Dataset records –
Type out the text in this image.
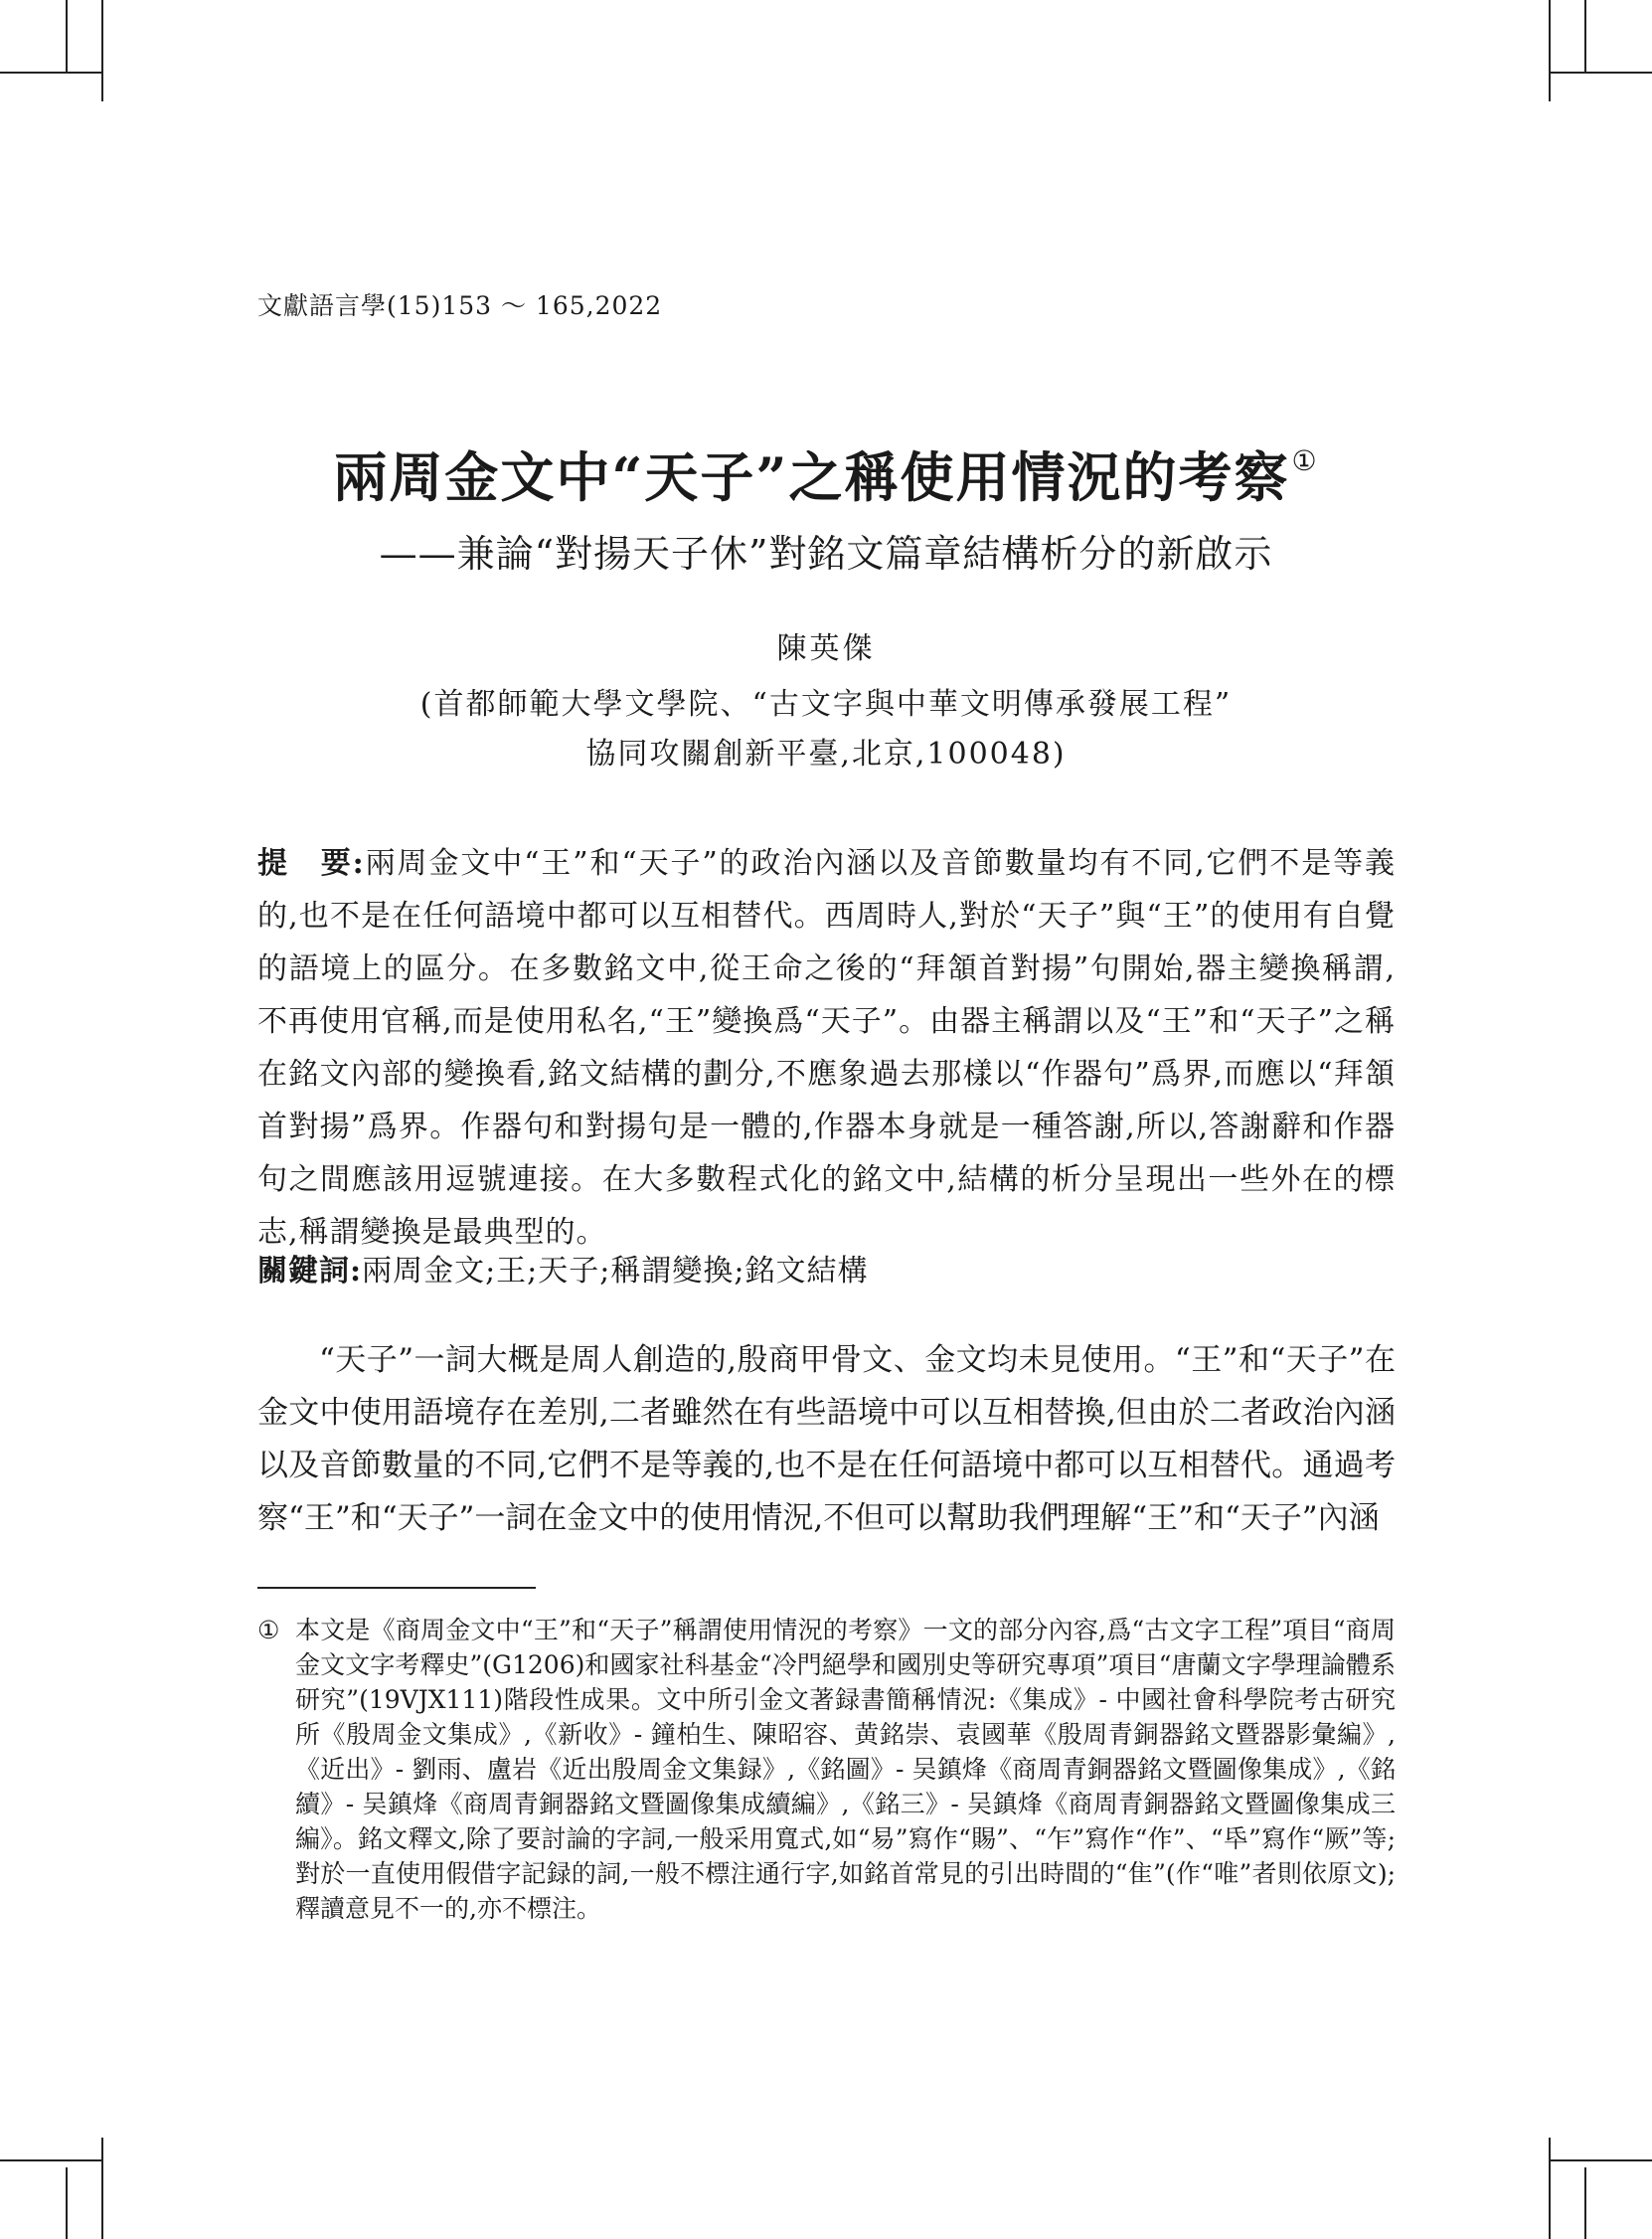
文獻語言學(15)153 ～ 165,2022
兩周金文中“天子”之稱使用情況的考察①
——兼論“對揚天子休”對銘文篇章結構析分的新啟示
陳英傑
(首都師範大學文學院、“古文字與中華文明傳承發展工程”
協同攻關創新平臺,北京,100048)
提　要:兩周金文中“王”和“天子”的政治內涵以及音節數量均有不同,它們不是等義的,也不是在任何語境中都可以互相替代。西周時人,對於“天子”與“王”的使用有自覺的語境上的區分。在多數銘文中,從王命之後的“拜頷首對揚”句開始,器主變換稱謂,不再使用官稱,而是使用私名,“王”變換爲“天子”。由器主稱謂以及“王”和“天子”之稱在銘文內部的變換看,銘文結構的劃分,不應象過去那樣以“作器句”爲界,而應以“拜頷首對揚”爲界。作器句和對揚句是一體的,作器本身就是一種答謝,所以,答謝辭和作器句之間應該用逗號連接。在大多數程式化的銘文中,結構的析分呈現出一些外在的標志,稱謂變換是最典型的。
關鍵詞:兩周金文;王;天子;稱謂變換;銘文結構

“天子”一詞大概是周人創造的,殷商甲骨文、金文均未見使用。“王”和“天子”在金文中使用語境存在差別,二者雖然在有些語境中可以互相替換,但由於二者政治內涵以及音節數量的不同,它們不是等義的,也不是在任何語境中都可以互相替代。通過考察“王”和“天子”一詞在金文中的使用情況,不但可以幫助我們理解“王”和“天子”內涵

① 本文是《商周金文中“王”和“天子”稱謂使用情況的考察》一文的部分內容,爲“古文字工程”項目“商周金文文字考釋史”(G1206)和國家社科基金“冷門絕學和國別史等研究專項”項目“唐蘭文字學理論體系研究”(19VJX111)階段性成果。文中所引金文著録書簡稱情況:《集成》- 中國社會科學院考古研究所《殷周金文集成》,《新收》- 鐘柏生、陳昭容、黄銘崇、袁國華《殷周青銅器銘文暨器影彙編》,《近出》- 劉雨、盧岩《近出殷周金文集録》,《銘圖》- 吴鎮烽《商周青銅器銘文暨圖像集成》,《銘續》- 吴鎮烽《商周青銅器銘文暨圖像集成續編》,《銘三》- 吴鎮烽《商周青銅器銘文暨圖像集成三編》。銘文釋文,除了要討論的字詞,一般采用寬式,如“易”寫作“賜”、“乍”寫作“作”、“氒”寫作“厥”等;對於一直使用假借字記録的詞,一般不標注通行字,如銘首常見的引出時間的“隹”(作“唯”者則依原文);釋讀意見不一的,亦不標注。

Short problem –
Leave out the pictures and copy everything else in the records word for word.

Correct output –
Type out the text in this image.
文獻語言學(15)153 ～ 165,2022
兩周金文中“天子”之稱使用情況的考察①
——兼論“對揚天子休”對銘文篇章結構析分的新啟示
陳英傑
(首都師範大學文學院、“古文字與中華文明傳承發展工程”
協同攻關創新平臺,北京,100048)
提　要:兩周金文中“王”和“天子”的政治內涵以及音節數量均有不同,它們不是等義的,也不是在任何語境中都可以互相替代。西周時人,對於“天子”與“王”的使用有自覺的語境上的區分。在多數銘文中,從王命之後的“拜頷首對揚”句開始,器主變換稱謂,不再使用官稱,而是使用私名,“王”變換爲“天子”。由器主稱謂以及“王”和“天子”之稱在銘文內部的變換看,銘文結構的劃分,不應象過去那樣以“作器句”爲界,而應以“拜頷首對揚”爲界。作器句和對揚句是一體的,作器本身就是一種答謝,所以,答謝辭和作器句之間應該用逗號連接。在大多數程式化的銘文中,結構的析分呈現出一些外在的標志,稱謂變換是最典型的。
關鍵詞:兩周金文;王;天子;稱謂變換;銘文結構

“天子”一詞大概是周人創造的,殷商甲骨文、金文均未見使用。“王”和“天子”在金文中使用語境存在差別,二者雖然在有些語境中可以互相替換,但由於二者政治內涵以及音節數量的不同,它們不是等義的,也不是在任何語境中都可以互相替代。通過考察“王”和“天子”一詞在金文中的使用情況,不但可以幫助我們理解“王”和“天子”內涵

① 本文是《商周金文中“王”和“天子”稱謂使用情況的考察》一文的部分內容,爲“古文字工程”項目“商周金文文字考釋史”(G1206)和國家社科基金“冷門絕學和國別史等研究專項”項目“唐蘭文字學理論體系研究”(19VJX111)階段性成果。文中所引金文著録書簡稱情況:《集成》- 中國社會科學院考古研究所《殷周金文集成》,《新收》- 鐘柏生、陳昭容、黄銘崇、袁國華《殷周青銅器銘文暨器影彙編》,《近出》- 劉雨、盧岩《近出殷周金文集録》,《銘圖》- 吴鎮烽《商周青銅器銘文暨圖像集成》,《銘續》- 吴鎮烽《商周青銅器銘文暨圖像集成續編》,《銘三》- 吴鎮烽《商周青銅器銘文暨圖像集成三編》。銘文釋文,除了要討論的字詞,一般采用寬式,如“易”寫作“賜”、“乍”寫作“作”、“氒”寫作“厥”等;對於一直使用假借字記録的詞,一般不標注通行字,如銘首常見的引出時間的“隹”(作“唯”者則依原文);釋讀意見不一的,亦不標注。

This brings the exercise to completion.